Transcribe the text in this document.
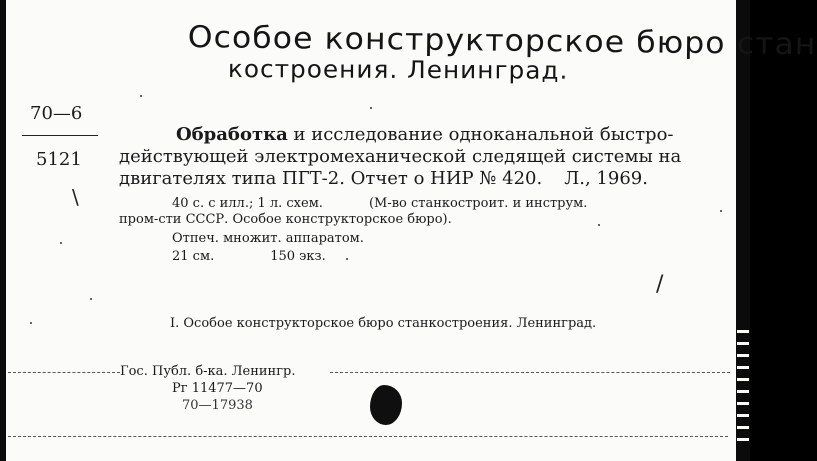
Особое конструкторское бюро стан
костроения. Ленинград.
70—6
5121
Обработка и исследование одноканальной быстро-
действующей электромеханической следящей системы на
двигателях типа ПГТ-2. Отчет о НИР № 420. Л., 1969.
40 с. с илл.; 1 л. схем.	(М-во станкостроит. и инструм.
пром-сти СССР. Особое конструкторское бюро).
Отпеч. множит. аппаратом.
21 см.	150 экз.
I. Особое конструкторское бюро станкостроения. Ленинград.
Гос. Публ. б-ка. Ленингр.
Рг 11477—70
70—17938
\
/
----
#### Requirements
Omit pictures; set down the rest of the material word for word.

#### Answer to the exercise
Transcribe the text in this document.
Особое конструкторское бюро стан
костроения. Ленинград.
70—6
5121
Обработка и исследование одноканальной быстро-
действующей электромеханической следящей системы на
двигателях типа ПГТ-2. Отчет о НИР № 420. Л., 1969.
40 с. с илл.; 1 л. схем.	(М-во станкостроит. и инструм.
пром-сти СССР. Особое конструкторское бюро).
Отпеч. множит. аппаратом.
21 см.	150 экз.
I. Особое конструкторское бюро станкостроения. Ленинград.
Гос. Публ. б-ка. Ленингр.
Рг 11477—70
70—17938
\
/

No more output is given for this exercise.